TASK INSTRUCTIONS:
From the material below, pull out each line that contains the string "style".

## BEGIN

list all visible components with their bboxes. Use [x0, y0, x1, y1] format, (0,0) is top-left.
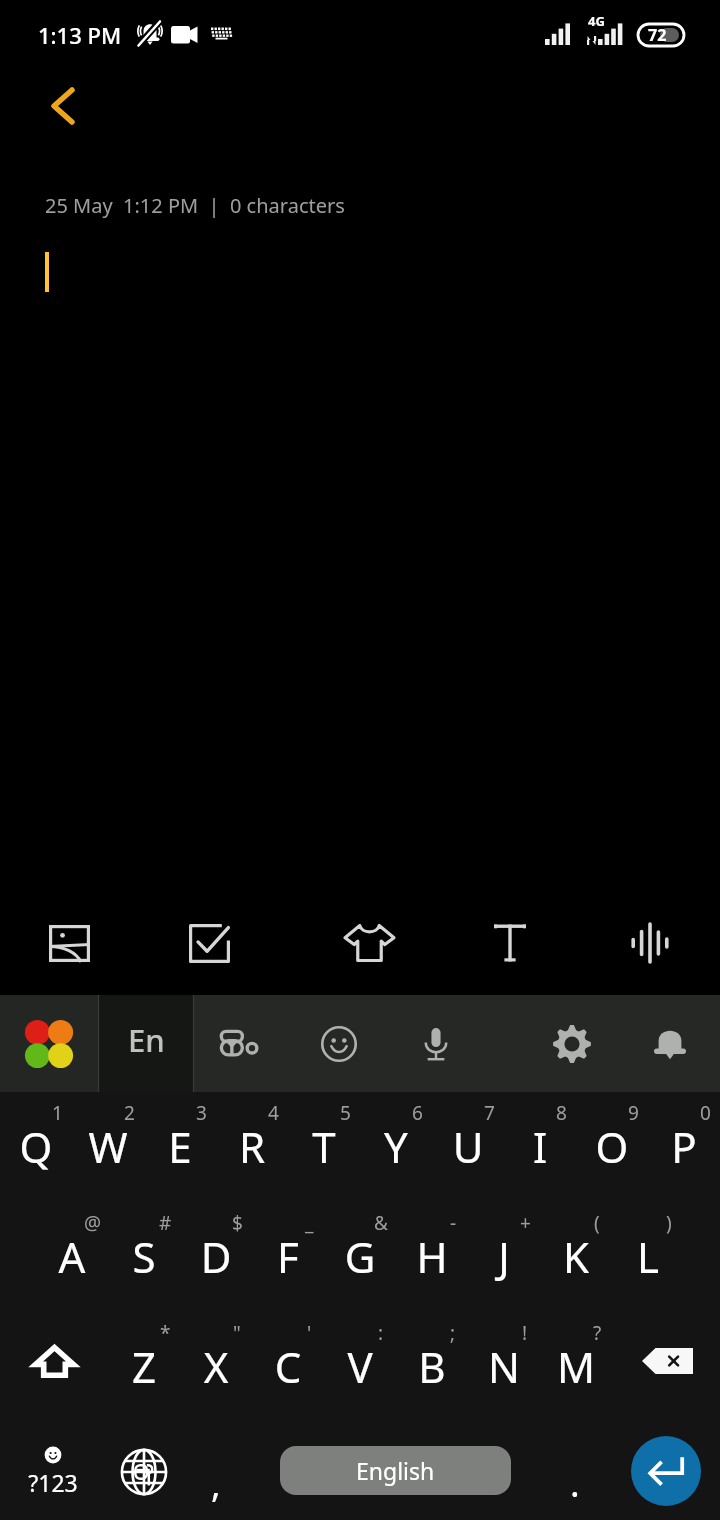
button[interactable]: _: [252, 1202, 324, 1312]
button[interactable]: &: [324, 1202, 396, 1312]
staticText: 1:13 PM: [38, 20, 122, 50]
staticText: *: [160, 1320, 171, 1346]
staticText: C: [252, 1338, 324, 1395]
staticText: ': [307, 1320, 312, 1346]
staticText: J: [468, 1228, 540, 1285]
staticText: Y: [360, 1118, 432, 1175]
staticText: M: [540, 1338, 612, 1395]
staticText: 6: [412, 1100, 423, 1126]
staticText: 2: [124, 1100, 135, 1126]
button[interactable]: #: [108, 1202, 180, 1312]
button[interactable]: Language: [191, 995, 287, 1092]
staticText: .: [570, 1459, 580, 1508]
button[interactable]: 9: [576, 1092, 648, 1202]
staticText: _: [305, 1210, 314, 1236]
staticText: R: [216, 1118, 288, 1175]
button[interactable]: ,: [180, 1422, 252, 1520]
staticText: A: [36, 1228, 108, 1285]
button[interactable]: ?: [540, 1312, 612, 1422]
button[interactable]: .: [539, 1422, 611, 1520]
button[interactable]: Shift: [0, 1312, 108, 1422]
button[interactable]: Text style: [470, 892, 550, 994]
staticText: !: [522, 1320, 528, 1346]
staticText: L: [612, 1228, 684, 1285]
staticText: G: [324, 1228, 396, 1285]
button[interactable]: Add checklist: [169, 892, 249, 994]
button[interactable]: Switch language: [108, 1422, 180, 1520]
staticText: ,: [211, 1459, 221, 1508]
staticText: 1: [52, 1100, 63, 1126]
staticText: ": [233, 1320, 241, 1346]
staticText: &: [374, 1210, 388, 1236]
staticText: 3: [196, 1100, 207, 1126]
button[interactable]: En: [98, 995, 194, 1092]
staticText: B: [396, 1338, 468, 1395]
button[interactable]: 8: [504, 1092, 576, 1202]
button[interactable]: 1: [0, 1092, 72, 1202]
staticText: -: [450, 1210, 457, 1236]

## END

THE SOLUTION:
button[interactable]: Text style: [470, 892, 550, 994]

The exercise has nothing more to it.